* What is being asked:
Every line with the string "Bekenntniß" should be gathered.

+ + + + +

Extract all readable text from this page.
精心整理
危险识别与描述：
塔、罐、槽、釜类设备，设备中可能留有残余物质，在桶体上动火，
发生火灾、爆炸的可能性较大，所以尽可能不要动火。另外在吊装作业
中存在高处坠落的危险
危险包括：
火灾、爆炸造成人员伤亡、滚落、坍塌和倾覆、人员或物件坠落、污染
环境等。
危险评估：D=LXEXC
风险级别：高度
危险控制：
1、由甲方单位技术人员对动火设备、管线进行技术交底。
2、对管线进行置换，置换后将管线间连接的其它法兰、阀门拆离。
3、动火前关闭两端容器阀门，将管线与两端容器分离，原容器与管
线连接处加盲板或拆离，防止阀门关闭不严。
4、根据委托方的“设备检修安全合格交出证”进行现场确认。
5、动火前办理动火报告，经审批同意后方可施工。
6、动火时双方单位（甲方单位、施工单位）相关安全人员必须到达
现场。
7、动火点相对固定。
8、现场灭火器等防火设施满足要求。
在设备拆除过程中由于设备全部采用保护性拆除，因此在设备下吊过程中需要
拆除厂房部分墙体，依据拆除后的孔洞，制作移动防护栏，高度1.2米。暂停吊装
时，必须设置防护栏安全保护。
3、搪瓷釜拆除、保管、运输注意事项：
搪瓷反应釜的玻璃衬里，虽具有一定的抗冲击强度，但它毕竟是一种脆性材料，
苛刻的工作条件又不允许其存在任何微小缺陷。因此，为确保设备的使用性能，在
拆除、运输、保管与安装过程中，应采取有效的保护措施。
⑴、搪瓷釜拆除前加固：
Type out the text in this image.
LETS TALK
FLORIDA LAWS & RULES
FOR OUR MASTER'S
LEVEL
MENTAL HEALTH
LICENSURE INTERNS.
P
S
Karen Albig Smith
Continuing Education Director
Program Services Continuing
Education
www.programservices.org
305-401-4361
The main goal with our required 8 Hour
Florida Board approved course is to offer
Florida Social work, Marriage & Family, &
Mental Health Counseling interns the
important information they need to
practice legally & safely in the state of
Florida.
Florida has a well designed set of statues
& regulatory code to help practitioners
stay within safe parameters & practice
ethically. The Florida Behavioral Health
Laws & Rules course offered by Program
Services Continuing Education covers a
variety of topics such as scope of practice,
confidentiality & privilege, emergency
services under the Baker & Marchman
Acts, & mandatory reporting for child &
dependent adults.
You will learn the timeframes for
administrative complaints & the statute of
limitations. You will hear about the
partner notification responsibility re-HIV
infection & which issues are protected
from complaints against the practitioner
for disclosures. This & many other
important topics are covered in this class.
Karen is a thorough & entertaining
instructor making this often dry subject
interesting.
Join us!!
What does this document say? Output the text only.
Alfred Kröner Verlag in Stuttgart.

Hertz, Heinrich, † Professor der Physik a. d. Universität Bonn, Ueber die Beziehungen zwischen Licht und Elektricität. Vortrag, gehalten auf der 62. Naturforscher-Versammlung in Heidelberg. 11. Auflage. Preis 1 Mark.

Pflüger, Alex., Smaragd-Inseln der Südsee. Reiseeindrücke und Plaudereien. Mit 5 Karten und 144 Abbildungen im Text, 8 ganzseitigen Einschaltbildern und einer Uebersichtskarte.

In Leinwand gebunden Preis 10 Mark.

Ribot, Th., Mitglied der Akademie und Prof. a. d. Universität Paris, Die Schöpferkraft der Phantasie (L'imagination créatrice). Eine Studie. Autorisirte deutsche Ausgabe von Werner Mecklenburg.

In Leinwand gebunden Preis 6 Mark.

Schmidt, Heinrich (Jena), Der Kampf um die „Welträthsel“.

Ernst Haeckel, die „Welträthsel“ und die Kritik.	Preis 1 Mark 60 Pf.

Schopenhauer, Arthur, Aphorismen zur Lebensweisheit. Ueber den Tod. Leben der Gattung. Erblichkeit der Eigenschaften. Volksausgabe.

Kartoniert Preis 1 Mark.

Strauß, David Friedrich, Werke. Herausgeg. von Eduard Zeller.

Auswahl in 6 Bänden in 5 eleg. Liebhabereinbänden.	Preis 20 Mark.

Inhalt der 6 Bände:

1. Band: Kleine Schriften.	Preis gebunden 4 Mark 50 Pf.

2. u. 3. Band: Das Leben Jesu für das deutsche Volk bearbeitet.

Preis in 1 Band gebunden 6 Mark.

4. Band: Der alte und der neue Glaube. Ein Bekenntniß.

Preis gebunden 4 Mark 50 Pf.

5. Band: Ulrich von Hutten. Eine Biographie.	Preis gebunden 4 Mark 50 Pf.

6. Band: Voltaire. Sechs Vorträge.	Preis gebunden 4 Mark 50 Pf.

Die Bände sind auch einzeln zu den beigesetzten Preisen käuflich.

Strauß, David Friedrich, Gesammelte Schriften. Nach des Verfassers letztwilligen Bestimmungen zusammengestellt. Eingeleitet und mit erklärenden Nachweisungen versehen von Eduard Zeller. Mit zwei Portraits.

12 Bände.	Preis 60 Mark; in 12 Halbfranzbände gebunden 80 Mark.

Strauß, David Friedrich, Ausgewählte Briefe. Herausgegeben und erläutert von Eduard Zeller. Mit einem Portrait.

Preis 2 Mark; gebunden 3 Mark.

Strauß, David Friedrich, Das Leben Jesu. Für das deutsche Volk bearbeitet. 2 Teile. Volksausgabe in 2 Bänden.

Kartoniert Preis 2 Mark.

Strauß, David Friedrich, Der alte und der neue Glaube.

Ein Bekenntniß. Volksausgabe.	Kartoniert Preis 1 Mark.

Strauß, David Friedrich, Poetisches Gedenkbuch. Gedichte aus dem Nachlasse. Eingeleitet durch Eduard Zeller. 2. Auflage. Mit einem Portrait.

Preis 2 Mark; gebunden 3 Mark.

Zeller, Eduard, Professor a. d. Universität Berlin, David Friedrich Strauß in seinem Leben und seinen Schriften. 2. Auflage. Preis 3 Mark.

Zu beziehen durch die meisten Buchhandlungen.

+ + + + +

* Final answer:
4. Band: Der alte und der neue Glaube. Ein Bekenntniß.
Ein Bekenntniß. Volksausgabe.	Kartoniert Preis 1 Mark.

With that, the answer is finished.